State how many lines of the entries hold the string "Diode". Reply with the number alone.

* start MATERIAL PROVIDED *

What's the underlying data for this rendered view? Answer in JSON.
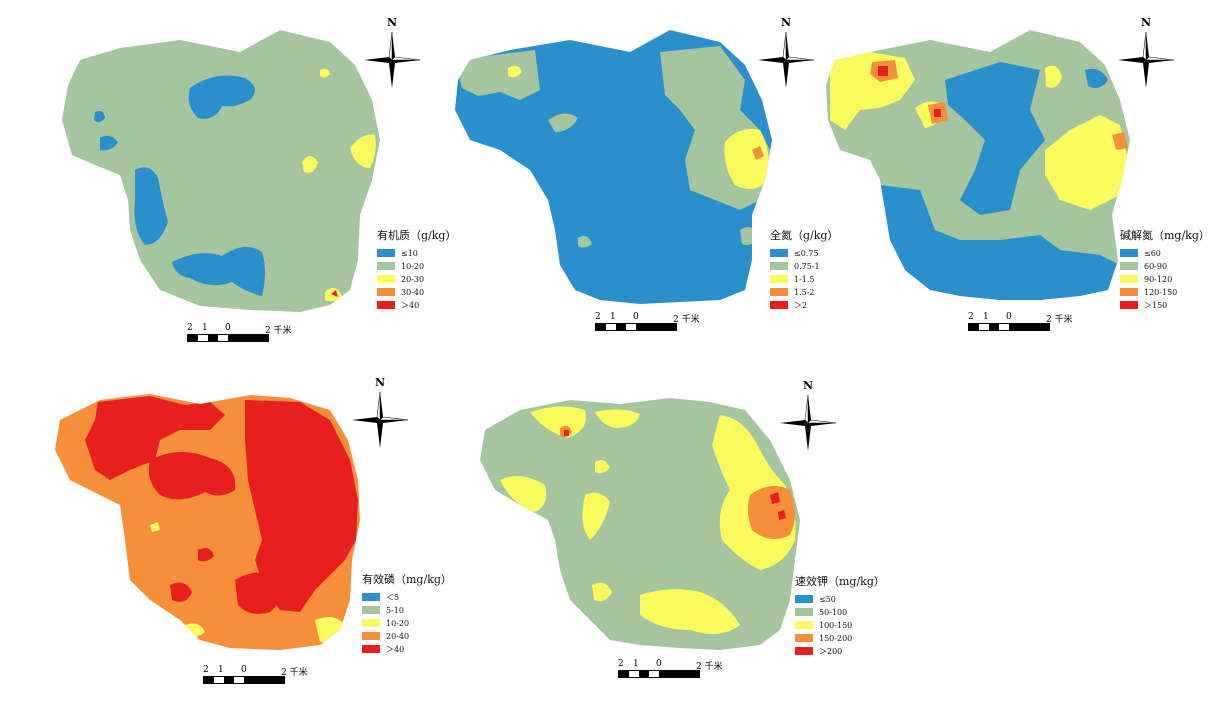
{
  "colors": {
    "blue": "#2b8fcb",
    "green": "#a4c59d",
    "yellow": "#fafa5e",
    "orange": "#f68f3a",
    "red": "#e81f1f"
  },
  "north_label": "N",
  "scale": {
    "left": "2",
    "mid": "1",
    "zero": "0",
    "right": "2 千米"
  },
  "maps": [
    {
      "title": "有机质（g/kg）",
      "legend": [
        "≤10",
        "10-20",
        "20-30",
        "30-40",
        "＞40"
      ]
    },
    {
      "title": "全氮（g/kg）",
      "legend": [
        "≤0.75",
        "0.75-1",
        "1-1.5",
        "1.5-2",
        "＞2"
      ]
    },
    {
      "title": "碱解氮（mg/kg）",
      "legend": [
        "≤60",
        "60-90",
        "90-120",
        "120-150",
        "＞150"
      ]
    },
    {
      "title": "有效磷（mg/kg）",
      "legend": [
        "＜5",
        "5-10",
        "10-20",
        "20-40",
        "＞40"
      ]
    },
    {
      "title": "速效钾（mg/kg）",
      "legend": [
        "≤50",
        "50-100",
        "100-150",
        "150-200",
        "＞200"
      ]
    }
  ]
}
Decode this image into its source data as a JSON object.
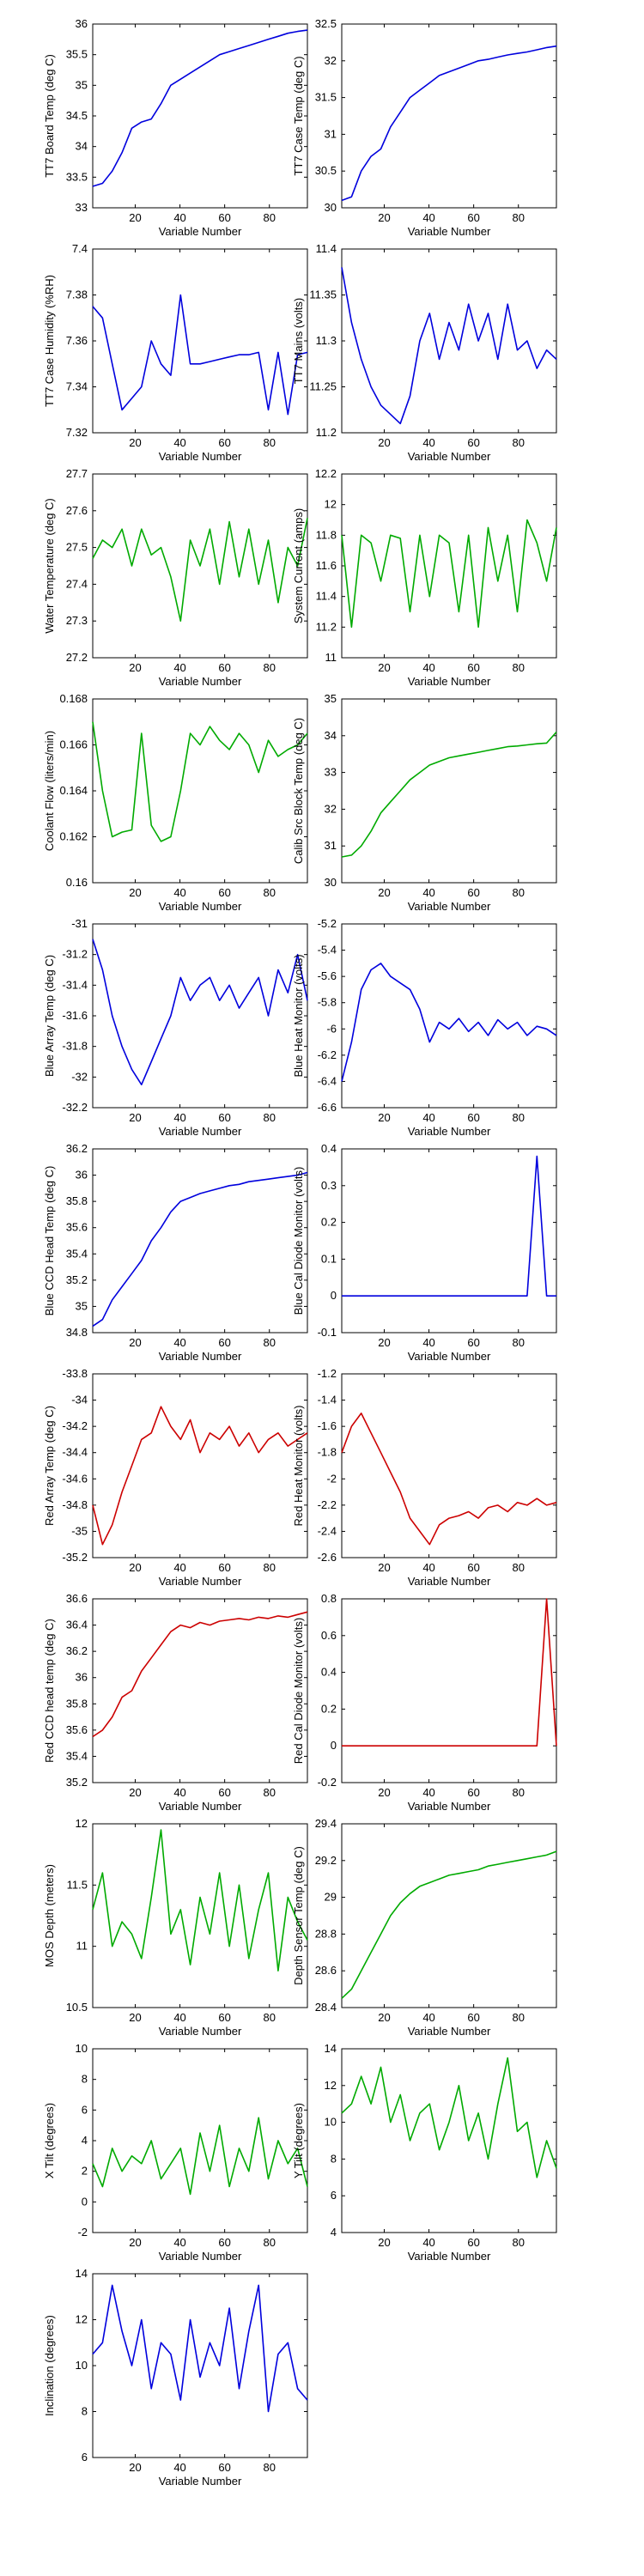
{
  "figure": {
    "xlabel_common": "Variable Number"
  },
  "chart_data": [
    {
      "type": "line",
      "ylabel": "TT7 Board Temp (deg C)",
      "xlabel": "Variable Number",
      "xlim": [
        1,
        97
      ],
      "ylim": [
        33,
        36
      ],
      "xticks": [
        "20",
        "40",
        "60",
        "80"
      ],
      "yticks": [
        "33",
        "33.5",
        "34",
        "34.5",
        "35",
        "35.5",
        "36"
      ],
      "color": "#0000dd",
      "series": [
        {
          "values": [
            33.35,
            33.4,
            33.6,
            33.9,
            34.3,
            34.4,
            34.45,
            34.7,
            35.0,
            35.1,
            35.2,
            35.3,
            35.4,
            35.5,
            35.55,
            35.6,
            35.65,
            35.7,
            35.75,
            35.8,
            35.85,
            35.88,
            35.9
          ]
        }
      ]
    },
    {
      "type": "line",
      "ylabel": "TT7 Case Temp (deg C)",
      "xlabel": "Variable Number",
      "xlim": [
        1,
        97
      ],
      "ylim": [
        30,
        32.5
      ],
      "xticks": [
        "20",
        "40",
        "60",
        "80"
      ],
      "yticks": [
        "30",
        "30.5",
        "31",
        "31.5",
        "32",
        "32.5"
      ],
      "color": "#0000dd",
      "series": [
        {
          "values": [
            30.1,
            30.15,
            30.5,
            30.7,
            30.8,
            31.1,
            31.3,
            31.5,
            31.6,
            31.7,
            31.8,
            31.85,
            31.9,
            31.95,
            32.0,
            32.02,
            32.05,
            32.08,
            32.1,
            32.12,
            32.15,
            32.18,
            32.2
          ]
        }
      ]
    },
    {
      "type": "line",
      "ylabel": "TT7 Case Humidity (%RH)",
      "xlabel": "Variable Number",
      "xlim": [
        1,
        97
      ],
      "ylim": [
        7.32,
        7.4
      ],
      "xticks": [
        "20",
        "40",
        "60",
        "80"
      ],
      "yticks": [
        "7.32",
        "7.34",
        "7.36",
        "7.38",
        "7.4"
      ],
      "color": "#0000dd",
      "series": [
        {
          "values": [
            7.375,
            7.37,
            7.35,
            7.33,
            7.335,
            7.34,
            7.36,
            7.35,
            7.345,
            7.38,
            7.35,
            7.35,
            7.351,
            7.352,
            7.353,
            7.354,
            7.354,
            7.355,
            7.33,
            7.355,
            7.328,
            7.354,
            7.355
          ]
        }
      ]
    },
    {
      "type": "line",
      "ylabel": "TT7 Mains (volts)",
      "xlabel": "Variable Number",
      "xlim": [
        1,
        97
      ],
      "ylim": [
        11.2,
        11.4
      ],
      "xticks": [
        "20",
        "40",
        "60",
        "80"
      ],
      "yticks": [
        "11.2",
        "11.25",
        "11.3",
        "11.35",
        "11.4"
      ],
      "color": "#0000dd",
      "series": [
        {
          "values": [
            11.38,
            11.32,
            11.28,
            11.25,
            11.23,
            11.22,
            11.21,
            11.24,
            11.3,
            11.33,
            11.28,
            11.32,
            11.29,
            11.34,
            11.3,
            11.33,
            11.28,
            11.34,
            11.29,
            11.3,
            11.27,
            11.29,
            11.28
          ]
        }
      ]
    },
    {
      "type": "line",
      "ylabel": "Water Temperature (deg C)",
      "xlabel": "Variable Number",
      "xlim": [
        1,
        97
      ],
      "ylim": [
        27.2,
        27.7
      ],
      "xticks": [
        "20",
        "40",
        "60",
        "80"
      ],
      "yticks": [
        "27.2",
        "27.3",
        "27.4",
        "27.5",
        "27.6",
        "27.7"
      ],
      "color": "#00aa00",
      "series": [
        {
          "values": [
            27.47,
            27.52,
            27.5,
            27.55,
            27.45,
            27.55,
            27.48,
            27.5,
            27.42,
            27.3,
            27.52,
            27.45,
            27.55,
            27.4,
            27.57,
            27.42,
            27.55,
            27.4,
            27.52,
            27.35,
            27.5,
            27.45,
            27.58
          ]
        }
      ]
    },
    {
      "type": "line",
      "ylabel": "System Current (amps)",
      "xlabel": "Variable Number",
      "xlim": [
        1,
        97
      ],
      "ylim": [
        11,
        12.2
      ],
      "xticks": [
        "20",
        "40",
        "60",
        "80"
      ],
      "yticks": [
        "11",
        "11.2",
        "11.4",
        "11.6",
        "11.8",
        "12",
        "12.2"
      ],
      "color": "#00aa00",
      "series": [
        {
          "values": [
            11.8,
            11.2,
            11.8,
            11.75,
            11.5,
            11.8,
            11.78,
            11.3,
            11.8,
            11.4,
            11.8,
            11.75,
            11.3,
            11.8,
            11.2,
            11.85,
            11.5,
            11.8,
            11.3,
            11.9,
            11.75,
            11.5,
            11.85
          ]
        }
      ]
    },
    {
      "type": "line",
      "ylabel": "Coolant Flow (liters/min)",
      "xlabel": "Variable Number",
      "xlim": [
        1,
        97
      ],
      "ylim": [
        0.16,
        0.168
      ],
      "xticks": [
        "20",
        "40",
        "60",
        "80"
      ],
      "yticks": [
        "0.16",
        "0.162",
        "0.164",
        "0.166",
        "0.168"
      ],
      "color": "#00aa00",
      "series": [
        {
          "values": [
            0.167,
            0.164,
            0.162,
            0.1622,
            0.1623,
            0.1665,
            0.1625,
            0.1618,
            0.162,
            0.164,
            0.1665,
            0.166,
            0.1668,
            0.1662,
            0.1658,
            0.1665,
            0.166,
            0.1648,
            0.1662,
            0.1655,
            0.1658,
            0.166,
            0.1665
          ]
        }
      ]
    },
    {
      "type": "line",
      "ylabel": "Calib Src Block Temp (deg C)",
      "xlabel": "Variable Number",
      "xlim": [
        1,
        97
      ],
      "ylim": [
        30,
        35
      ],
      "xticks": [
        "20",
        "40",
        "60",
        "80"
      ],
      "yticks": [
        "30",
        "31",
        "32",
        "33",
        "34",
        "35"
      ],
      "color": "#00aa00",
      "series": [
        {
          "values": [
            30.7,
            30.75,
            31.0,
            31.4,
            31.9,
            32.2,
            32.5,
            32.8,
            33.0,
            33.2,
            33.3,
            33.4,
            33.45,
            33.5,
            33.55,
            33.6,
            33.65,
            33.7,
            33.72,
            33.75,
            33.78,
            33.8,
            34.1
          ]
        }
      ]
    },
    {
      "type": "line",
      "ylabel": "Blue Array Temp (deg C)",
      "xlabel": "Variable Number",
      "xlim": [
        1,
        97
      ],
      "ylim": [
        -32.2,
        -31
      ],
      "xticks": [
        "20",
        "40",
        "60",
        "80"
      ],
      "yticks": [
        "-32.2",
        "-32",
        "-31.8",
        "-31.6",
        "-31.4",
        "-31.2",
        "-31"
      ],
      "color": "#0000dd",
      "series": [
        {
          "values": [
            -31.1,
            -31.3,
            -31.6,
            -31.8,
            -31.95,
            -32.05,
            -31.9,
            -31.75,
            -31.6,
            -31.35,
            -31.5,
            -31.4,
            -31.35,
            -31.5,
            -31.4,
            -31.55,
            -31.45,
            -31.35,
            -31.6,
            -31.3,
            -31.45,
            -31.2,
            -31.5
          ]
        }
      ]
    },
    {
      "type": "line",
      "ylabel": "Blue Heat Monitor (volts)",
      "xlabel": "Variable Number",
      "xlim": [
        1,
        97
      ],
      "ylim": [
        -6.6,
        -5.2
      ],
      "xticks": [
        "20",
        "40",
        "60",
        "80"
      ],
      "yticks": [
        "-6.6",
        "-6.4",
        "-6.2",
        "-6",
        "-5.8",
        "-5.6",
        "-5.4",
        "-5.2"
      ],
      "color": "#0000dd",
      "series": [
        {
          "values": [
            -6.4,
            -6.1,
            -5.7,
            -5.55,
            -5.5,
            -5.6,
            -5.65,
            -5.7,
            -5.85,
            -6.1,
            -5.95,
            -6.0,
            -5.92,
            -6.02,
            -5.95,
            -6.05,
            -5.93,
            -6.0,
            -5.95,
            -6.05,
            -5.98,
            -6.0,
            -6.05
          ]
        }
      ]
    },
    {
      "type": "line",
      "ylabel": "Blue CCD Head Temp (deg C)",
      "xlabel": "Variable Number",
      "xlim": [
        1,
        97
      ],
      "ylim": [
        34.8,
        36.2
      ],
      "xticks": [
        "20",
        "40",
        "60",
        "80"
      ],
      "yticks": [
        "34.8",
        "35",
        "35.2",
        "35.4",
        "35.6",
        "35.8",
        "36",
        "36.2"
      ],
      "color": "#0000dd",
      "series": [
        {
          "values": [
            34.85,
            34.9,
            35.05,
            35.15,
            35.25,
            35.35,
            35.5,
            35.6,
            35.72,
            35.8,
            35.83,
            35.86,
            35.88,
            35.9,
            35.92,
            35.93,
            35.95,
            35.96,
            35.97,
            35.98,
            35.99,
            36.0,
            36.02
          ]
        }
      ]
    },
    {
      "type": "line",
      "ylabel": "Blue Cal Diode Monitor (volts)",
      "xlabel": "Variable Number",
      "xlim": [
        1,
        97
      ],
      "ylim": [
        -0.1,
        0.4
      ],
      "xticks": [
        "20",
        "40",
        "60",
        "80"
      ],
      "yticks": [
        "-0.1",
        "0",
        "0.1",
        "0.2",
        "0.3",
        "0.4"
      ],
      "color": "#0000dd",
      "series": [
        {
          "values": [
            0,
            0,
            0,
            0,
            0,
            0,
            0,
            0,
            0,
            0,
            0,
            0,
            0,
            0,
            0,
            0,
            0,
            0,
            0,
            0,
            0.38,
            0,
            0
          ]
        }
      ]
    },
    {
      "type": "line",
      "ylabel": "Red Array Temp (deg C)",
      "xlabel": "Variable Number",
      "xlim": [
        1,
        97
      ],
      "ylim": [
        -35.2,
        -33.8
      ],
      "xticks": [
        "20",
        "40",
        "60",
        "80"
      ],
      "yticks": [
        "-35.2",
        "-35",
        "-34.8",
        "-34.6",
        "-34.4",
        "-34.2",
        "-34",
        "-33.8"
      ],
      "color": "#cc0000",
      "series": [
        {
          "values": [
            -34.8,
            -35.1,
            -34.95,
            -34.7,
            -34.5,
            -34.3,
            -34.25,
            -34.05,
            -34.2,
            -34.3,
            -34.15,
            -34.4,
            -34.25,
            -34.3,
            -34.2,
            -34.35,
            -34.25,
            -34.4,
            -34.3,
            -34.25,
            -34.35,
            -34.3,
            -34.25
          ]
        }
      ]
    },
    {
      "type": "line",
      "ylabel": "Red Heat Monitor (volts)",
      "xlabel": "Variable Number",
      "xlim": [
        1,
        97
      ],
      "ylim": [
        -2.6,
        -1.2
      ],
      "xticks": [
        "20",
        "40",
        "60",
        "80"
      ],
      "yticks": [
        "-2.6",
        "-2.4",
        "-2.2",
        "-2",
        "-1.8",
        "-1.6",
        "-1.4",
        "-1.2"
      ],
      "color": "#cc0000",
      "series": [
        {
          "values": [
            -1.8,
            -1.6,
            -1.5,
            -1.65,
            -1.8,
            -1.95,
            -2.1,
            -2.3,
            -2.4,
            -2.5,
            -2.35,
            -2.3,
            -2.28,
            -2.25,
            -2.3,
            -2.22,
            -2.2,
            -2.25,
            -2.18,
            -2.2,
            -2.15,
            -2.2,
            -2.18
          ]
        }
      ]
    },
    {
      "type": "line",
      "ylabel": "Red CCD head temp (deg C)",
      "xlabel": "Variable Number",
      "xlim": [
        1,
        97
      ],
      "ylim": [
        35.2,
        36.6
      ],
      "xticks": [
        "20",
        "40",
        "60",
        "80"
      ],
      "yticks": [
        "35.2",
        "35.4",
        "35.6",
        "35.8",
        "36",
        "36.2",
        "36.4",
        "36.6"
      ],
      "color": "#cc0000",
      "series": [
        {
          "values": [
            35.55,
            35.6,
            35.7,
            35.85,
            35.9,
            36.05,
            36.15,
            36.25,
            36.35,
            36.4,
            36.38,
            36.42,
            36.4,
            36.43,
            36.44,
            36.45,
            36.44,
            36.46,
            36.45,
            36.47,
            36.46,
            36.48,
            36.5
          ]
        }
      ]
    },
    {
      "type": "line",
      "ylabel": "Red Cal Diode Monitor (volts)",
      "xlabel": "Variable Number",
      "xlim": [
        1,
        97
      ],
      "ylim": [
        -0.2,
        0.8
      ],
      "xticks": [
        "20",
        "40",
        "60",
        "80"
      ],
      "yticks": [
        "-0.2",
        "0",
        "0.2",
        "0.4",
        "0.6",
        "0.8"
      ],
      "color": "#cc0000",
      "series": [
        {
          "values": [
            0,
            0,
            0,
            0,
            0,
            0,
            0,
            0,
            0,
            0,
            0,
            0,
            0,
            0,
            0,
            0,
            0,
            0,
            0,
            0,
            0,
            0.8,
            0
          ]
        }
      ]
    },
    {
      "type": "line",
      "ylabel": "MOS Depth  (meters)",
      "xlabel": "Variable Number",
      "xlim": [
        1,
        97
      ],
      "ylim": [
        10.5,
        12
      ],
      "xticks": [
        "20",
        "40",
        "60",
        "80"
      ],
      "yticks": [
        "10.5",
        "11",
        "11.5",
        "12"
      ],
      "color": "#00aa00",
      "series": [
        {
          "values": [
            11.3,
            11.6,
            11.0,
            11.2,
            11.1,
            10.9,
            11.4,
            11.95,
            11.1,
            11.3,
            10.85,
            11.4,
            11.1,
            11.6,
            11.0,
            11.5,
            10.9,
            11.3,
            11.6,
            10.8,
            11.4,
            11.2,
            11.05
          ]
        }
      ]
    },
    {
      "type": "line",
      "ylabel": "Depth Sensor Temp (deg C)",
      "xlabel": "Variable Number",
      "xlim": [
        1,
        97
      ],
      "ylim": [
        28.4,
        29.4
      ],
      "xticks": [
        "20",
        "40",
        "60",
        "80"
      ],
      "yticks": [
        "28.4",
        "28.6",
        "28.8",
        "29",
        "29.2",
        "29.4"
      ],
      "color": "#00aa00",
      "series": [
        {
          "values": [
            28.45,
            28.5,
            28.6,
            28.7,
            28.8,
            28.9,
            28.97,
            29.02,
            29.06,
            29.08,
            29.1,
            29.12,
            29.13,
            29.14,
            29.15,
            29.17,
            29.18,
            29.19,
            29.2,
            29.21,
            29.22,
            29.23,
            29.25
          ]
        }
      ]
    },
    {
      "type": "line",
      "ylabel": "X Tilt  (degrees)",
      "xlabel": "Variable Number",
      "xlim": [
        1,
        97
      ],
      "ylim": [
        -2,
        10
      ],
      "xticks": [
        "20",
        "40",
        "60",
        "80"
      ],
      "yticks": [
        "-2",
        "0",
        "2",
        "4",
        "6",
        "8",
        "10"
      ],
      "color": "#00aa00",
      "series": [
        {
          "values": [
            2.5,
            1.0,
            3.5,
            2.0,
            3.0,
            2.5,
            4.0,
            1.5,
            2.5,
            3.5,
            0.5,
            4.5,
            2.0,
            5.0,
            1.0,
            3.5,
            2.0,
            5.5,
            1.5,
            4.0,
            2.5,
            3.5,
            1.0
          ]
        }
      ]
    },
    {
      "type": "line",
      "ylabel": "Y Tilt  (degrees)",
      "xlabel": "Variable Number",
      "xlim": [
        1,
        97
      ],
      "ylim": [
        4,
        14
      ],
      "xticks": [
        "20",
        "40",
        "60",
        "80"
      ],
      "yticks": [
        "4",
        "6",
        "8",
        "10",
        "12",
        "14"
      ],
      "color": "#00aa00",
      "series": [
        {
          "values": [
            10.5,
            11.0,
            12.5,
            11.0,
            13.0,
            10.0,
            11.5,
            9.0,
            10.5,
            11.0,
            8.5,
            10.0,
            12.0,
            9.0,
            10.5,
            8.0,
            11.0,
            13.5,
            9.5,
            10.0,
            7.0,
            9.0,
            7.5
          ]
        }
      ]
    },
    {
      "type": "line",
      "ylabel": "Inclination  (degrees)",
      "xlabel": "Variable Number",
      "xlim": [
        1,
        97
      ],
      "ylim": [
        6,
        14
      ],
      "xticks": [
        "20",
        "40",
        "60",
        "80"
      ],
      "yticks": [
        "6",
        "8",
        "10",
        "12",
        "14"
      ],
      "color": "#0000dd",
      "series": [
        {
          "values": [
            10.5,
            11.0,
            13.5,
            11.5,
            10.0,
            12.0,
            9.0,
            11.0,
            10.5,
            8.5,
            12.0,
            9.5,
            11.0,
            10.0,
            12.5,
            9.0,
            11.5,
            13.5,
            8.0,
            10.5,
            11.0,
            9.0,
            8.5
          ]
        }
      ]
    }
  ]
}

* end MATERIAL PROVIDED *

# SOLUTION FOR THIS PROBLEM
2